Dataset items
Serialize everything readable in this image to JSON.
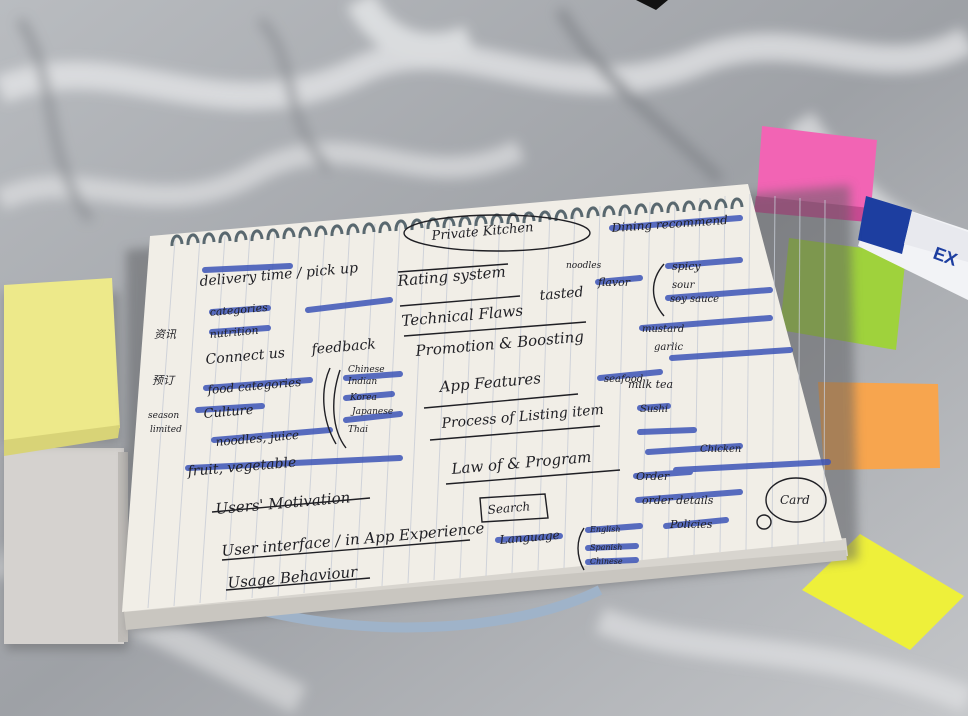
{
  "notebook": {
    "title": "Private Kitchen",
    "left_column": [
      "delivery time / pick up",
      "categories",
      "nutrition",
      "Connect us",
      "feedback",
      "food categories",
      "Culture",
      "noodles, juice",
      "fruit, vegetable",
      "Users' Motivation",
      "User interface / in App Experience",
      "Usage Behaviour"
    ],
    "left_margin": [
      "资讯",
      "预订",
      "season",
      "limited"
    ],
    "middle_column": [
      "Rating system",
      "Technical Flaws",
      "Promotion & Boosting",
      "App Features",
      "Process of Listing item",
      "Law of & Program",
      "Search",
      "Language"
    ],
    "languages": [
      "English",
      "Spanish",
      "Chinese"
    ],
    "right_column": [
      "Dining recommend",
      "tasted",
      "noodles",
      "flavor",
      "spicy",
      "sour",
      "soy sauce",
      "mustard",
      "garlic",
      "seafood",
      "milk tea",
      "Sushi",
      "Chicken",
      "Order",
      "order details",
      "Policies",
      "Card"
    ],
    "cuisines": [
      "Chinese",
      "Indian",
      "Korea",
      "Japanese",
      "Thai"
    ]
  },
  "colors": {
    "highlighter": "#3d55b8",
    "ink": "#1f1f24",
    "sticky_pink": "#f264b4",
    "sticky_green": "#9fd23c",
    "sticky_orange": "#f7a54e",
    "sticky_yellow": "#eef03a",
    "sticky_pale_yellow": "#ede98a",
    "marker_blue": "#1d3ea0"
  }
}
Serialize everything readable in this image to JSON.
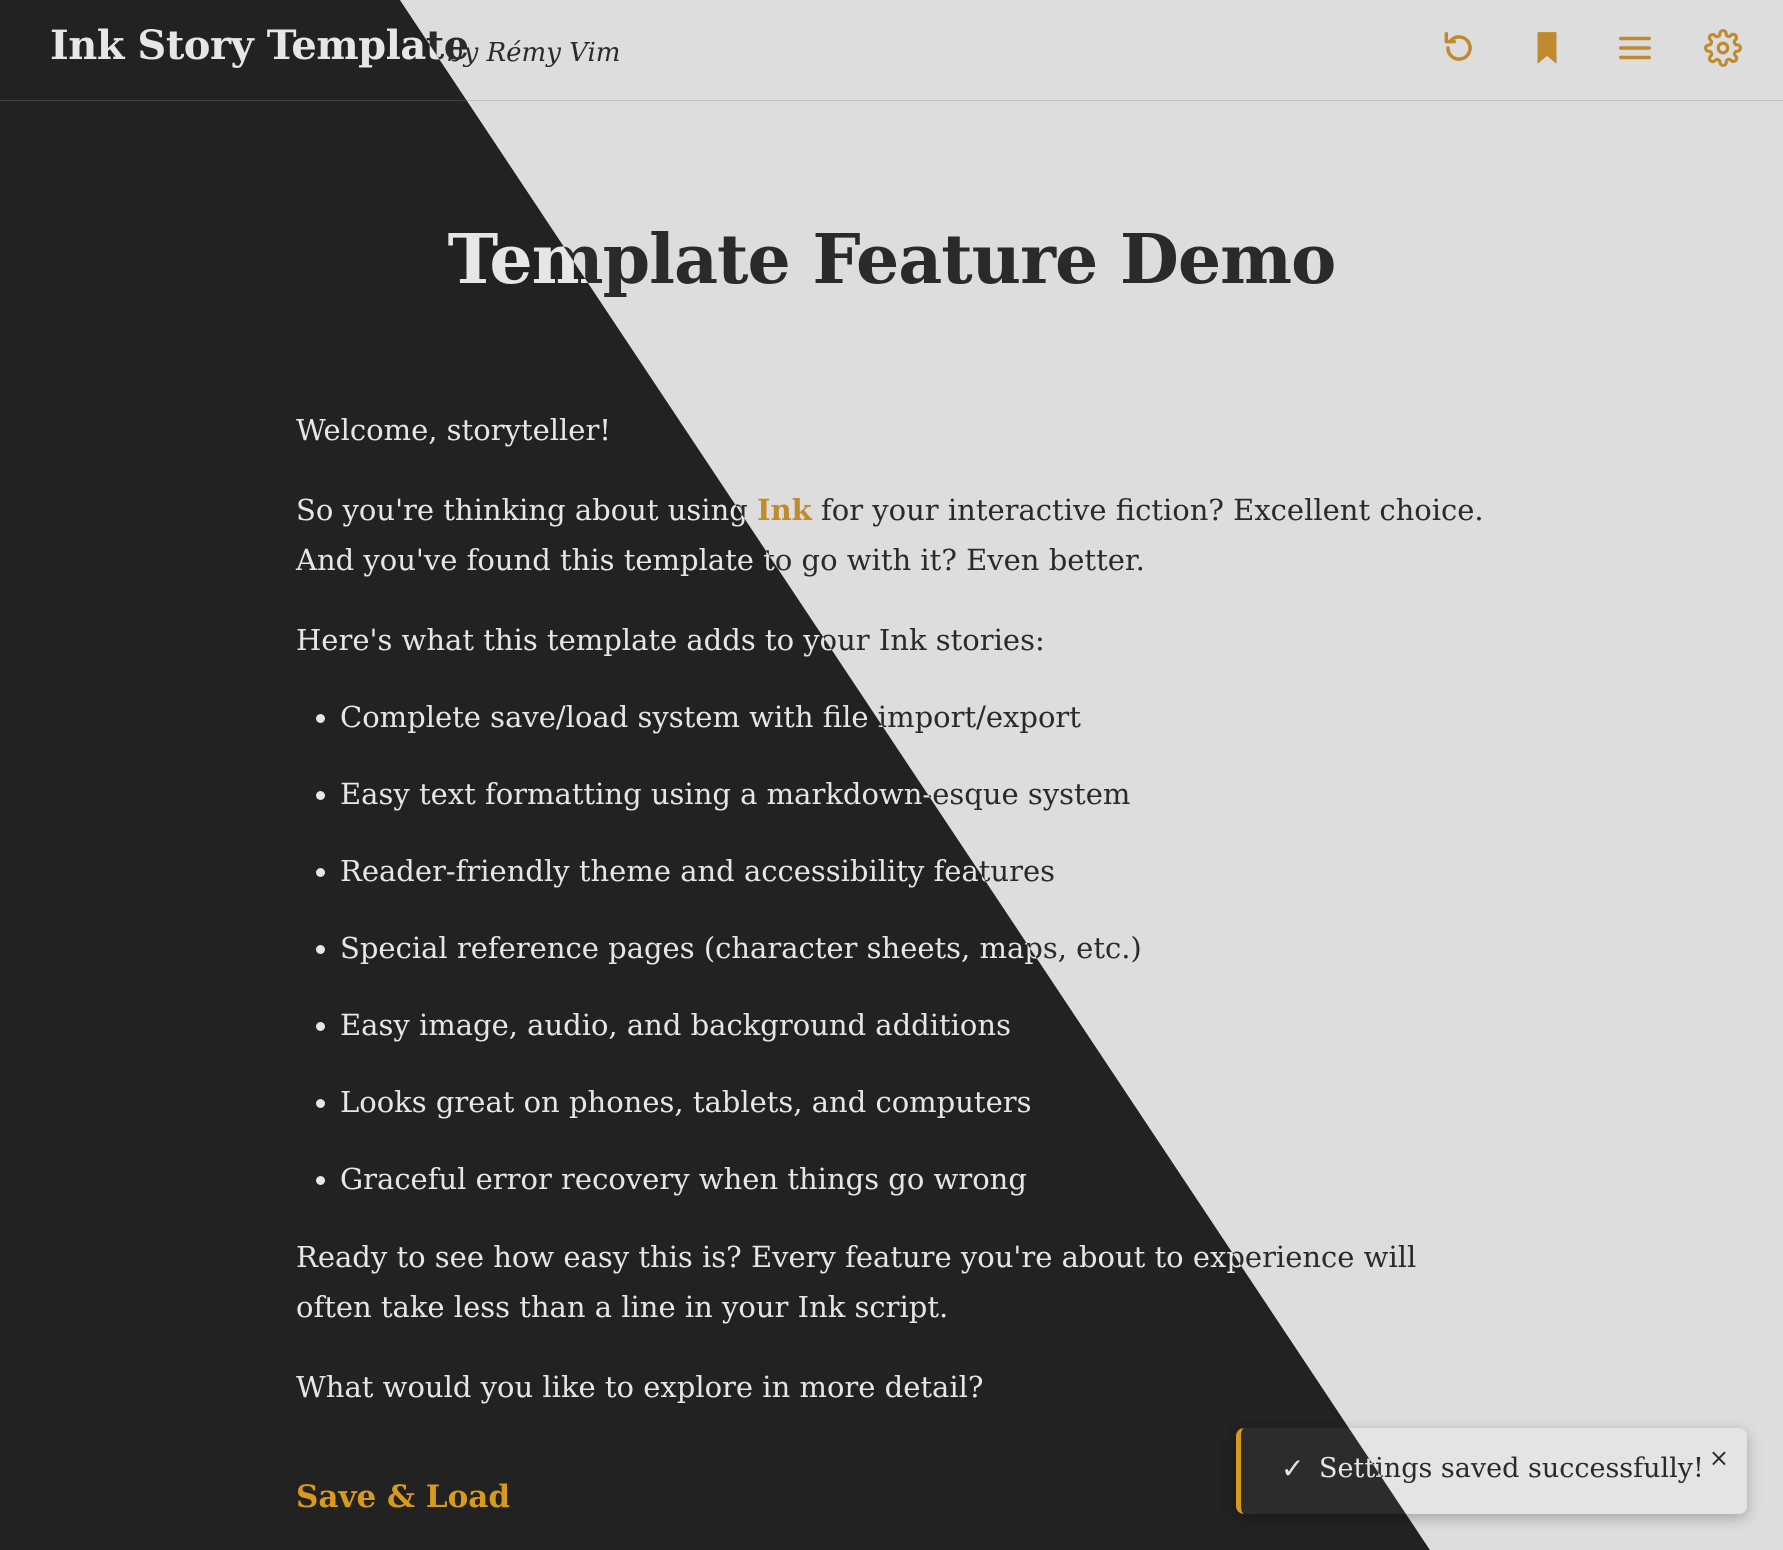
{
  "header": {
    "title": "Ink Story Template",
    "author": "by Rémy Vim"
  },
  "toolbar": {
    "buttons": [
      {
        "name": "restart",
        "icon": "restart-icon"
      },
      {
        "name": "bookmark",
        "icon": "bookmark-icon"
      },
      {
        "name": "menu",
        "icon": "menu-icon"
      },
      {
        "name": "settings",
        "icon": "gear-icon"
      }
    ]
  },
  "story": {
    "title": "Template Feature Demo",
    "welcome": "Welcome, storyteller!",
    "intro_before": "So you're thinking about using ",
    "intro_link": "Ink",
    "intro_after": " for your interactive fiction? Excellent choice. And you've found this template to go with it? Even better.",
    "adds": "Here's what this template adds to your Ink stories:",
    "features": [
      "Complete save/load system with file import/export",
      "Easy text formatting using a markdown-esque system",
      "Reader-friendly theme and accessibility features",
      "Special reference pages (character sheets, maps, etc.)",
      "Easy image, audio, and background additions",
      "Looks great on phones, tablets, and computers",
      "Graceful error recovery when things go wrong"
    ],
    "ready": "Ready to see how easy this is? Every feature you're about to experience will often take less than a line in your Ink script.",
    "explore": "What would you like to explore in more detail?",
    "choice": "Save & Load"
  },
  "toast": {
    "check": "✓",
    "message": "Settings saved successfully!",
    "close": "×"
  },
  "colors": {
    "dark_bg": "#222222",
    "light_bg": "#dddddd",
    "dark_text": "#e6e6e6",
    "light_text": "#2a2a2a",
    "accent": "#c08a2e",
    "choice_dark": "#d89a1c",
    "choice_light": "#b07a18"
  }
}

▶ **SHORT EXERCISE**
Omit the pictures and reproduce the listing exactly.

▶ **TASK RESULT**
Serialize everything readable in this image to JSON.
{
  "notebook": {
    "title": "Private Kitchen",
    "left_column": [
      "delivery time / pick up",
      "categories",
      "nutrition",
      "Connect us",
      "feedback",
      "food categories",
      "Culture",
      "noodles, juice",
      "fruit, vegetable",
      "Users' Motivation",
      "User interface / in App Experience",
      "Usage Behaviour"
    ],
    "left_margin": [
      "资讯",
      "预订",
      "season",
      "limited"
    ],
    "middle_column": [
      "Rating system",
      "Technical Flaws",
      "Promotion & Boosting",
      "App Features",
      "Process of Listing item",
      "Law of & Program",
      "Search",
      "Language"
    ],
    "languages": [
      "English",
      "Spanish",
      "Chinese"
    ],
    "right_column": [
      "Dining recommend",
      "tasted",
      "noodles",
      "flavor",
      "spicy",
      "sour",
      "soy sauce",
      "mustard",
      "garlic",
      "seafood",
      "milk tea",
      "Sushi",
      "Chicken",
      "Order",
      "order details",
      "Policies",
      "Card"
    ],
    "cuisines": [
      "Chinese",
      "Indian",
      "Korea",
      "Japanese",
      "Thai"
    ]
  },
  "colors": {
    "highlighter": "#3d55b8",
    "ink": "#1f1f24",
    "sticky_pink": "#f264b4",
    "sticky_green": "#9fd23c",
    "sticky_orange": "#f7a54e",
    "sticky_yellow": "#eef03a",
    "sticky_pale_yellow": "#ede98a",
    "marker_blue": "#1d3ea0"
  }
}
Serialize everything readable in this image to JSON.
{
  "header": {
    "title": "Ink Story Template",
    "author": "by Rémy Vim"
  },
  "toolbar": {
    "buttons": [
      {
        "name": "restart",
        "icon": "restart-icon"
      },
      {
        "name": "bookmark",
        "icon": "bookmark-icon"
      },
      {
        "name": "menu",
        "icon": "menu-icon"
      },
      {
        "name": "settings",
        "icon": "gear-icon"
      }
    ]
  },
  "story": {
    "title": "Template Feature Demo",
    "welcome": "Welcome, storyteller!",
    "intro_before": "So you're thinking about using ",
    "intro_link": "Ink",
    "intro_after": " for your interactive fiction? Excellent choice. And you've found this template to go with it? Even better.",
    "adds": "Here's what this template adds to your Ink stories:",
    "features": [
      "Complete save/load system with file import/export",
      "Easy text formatting using a markdown-esque system",
      "Reader-friendly theme and accessibility features",
      "Special reference pages (character sheets, maps, etc.)",
      "Easy image, audio, and background additions",
      "Looks great on phones, tablets, and computers",
      "Graceful error recovery when things go wrong"
    ],
    "ready": "Ready to see how easy this is? Every feature you're about to experience will often take less than a line in your Ink script.",
    "explore": "What would you like to explore in more detail?",
    "choice": "Save & Load"
  },
  "toast": {
    "check": "✓",
    "message": "Settings saved successfully!",
    "close": "×"
  },
  "colors": {
    "dark_bg": "#222222",
    "light_bg": "#dddddd",
    "dark_text": "#e6e6e6",
    "light_text": "#2a2a2a",
    "accent": "#c08a2e",
    "choice_dark": "#d89a1c",
    "choice_light": "#b07a18"
  }
}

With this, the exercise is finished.